◆ Work to be completed
Return every record below exactly as written, but leave out the pictures.

◆ Data section
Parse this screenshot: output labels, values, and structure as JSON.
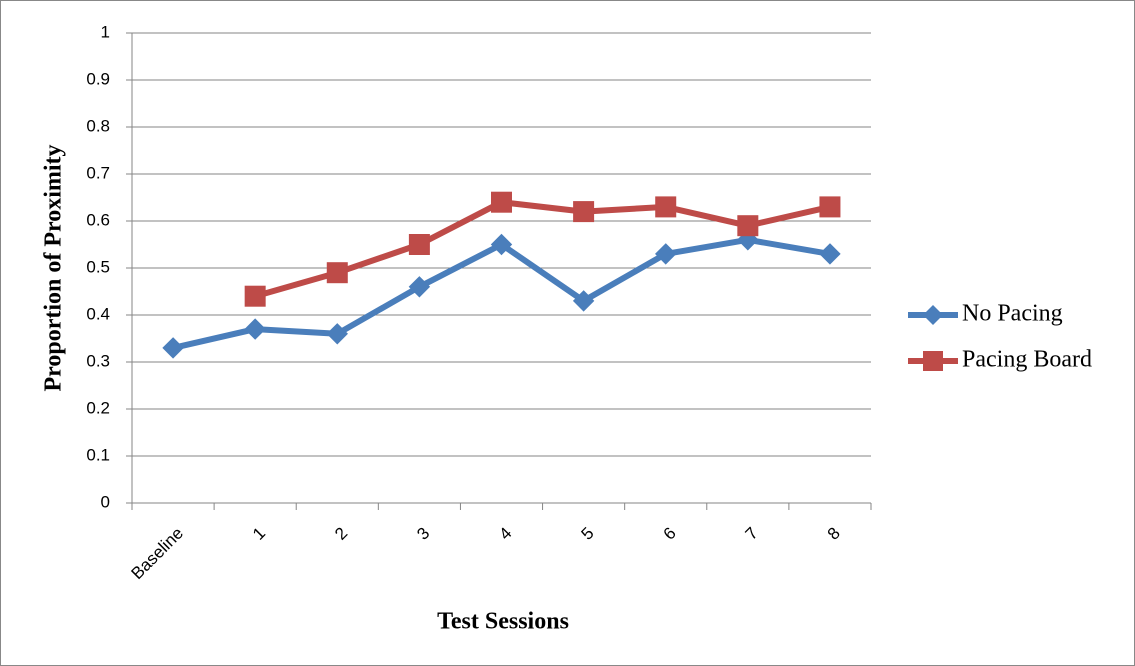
{
  "chart_data": {
    "type": "line",
    "y_label": "Proportion of Proximity",
    "x_label": "Test Sessions",
    "categories": [
      "Baseline",
      "1",
      "2",
      "3",
      "4",
      "5",
      "6",
      "7",
      "8"
    ],
    "series": [
      {
        "name": "No Pacing",
        "color": "#4a7ebb",
        "marker": "diamond",
        "values": [
          0.33,
          0.37,
          0.36,
          0.46,
          0.55,
          0.43,
          0.53,
          0.56,
          0.53
        ]
      },
      {
        "name": "Pacing Board",
        "color": "#be4b48",
        "marker": "square",
        "values": [
          null,
          0.44,
          0.49,
          0.55,
          0.64,
          0.62,
          0.63,
          0.59,
          0.63
        ]
      }
    ],
    "ylim": [
      0,
      1
    ],
    "yticks": [
      0,
      0.1,
      0.2,
      0.3,
      0.4,
      0.5,
      0.6,
      0.7,
      0.8,
      0.9,
      1
    ],
    "grid": true,
    "legend": "right"
  }
}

◆ Task response
Parse this screenshot: output labels, values, and structure as JSON.
{
  "chart_data": {
    "type": "line",
    "y_label": "Proportion of Proximity",
    "x_label": "Test Sessions",
    "categories": [
      "Baseline",
      "1",
      "2",
      "3",
      "4",
      "5",
      "6",
      "7",
      "8"
    ],
    "series": [
      {
        "name": "No Pacing",
        "color": "#4a7ebb",
        "marker": "diamond",
        "values": [
          0.33,
          0.37,
          0.36,
          0.46,
          0.55,
          0.43,
          0.53,
          0.56,
          0.53
        ]
      },
      {
        "name": "Pacing Board",
        "color": "#be4b48",
        "marker": "square",
        "values": [
          null,
          0.44,
          0.49,
          0.55,
          0.64,
          0.62,
          0.63,
          0.59,
          0.63
        ]
      }
    ],
    "ylim": [
      0,
      1
    ],
    "yticks": [
      0,
      0.1,
      0.2,
      0.3,
      0.4,
      0.5,
      0.6,
      0.7,
      0.8,
      0.9,
      1
    ],
    "grid": true,
    "legend": "right"
  }
}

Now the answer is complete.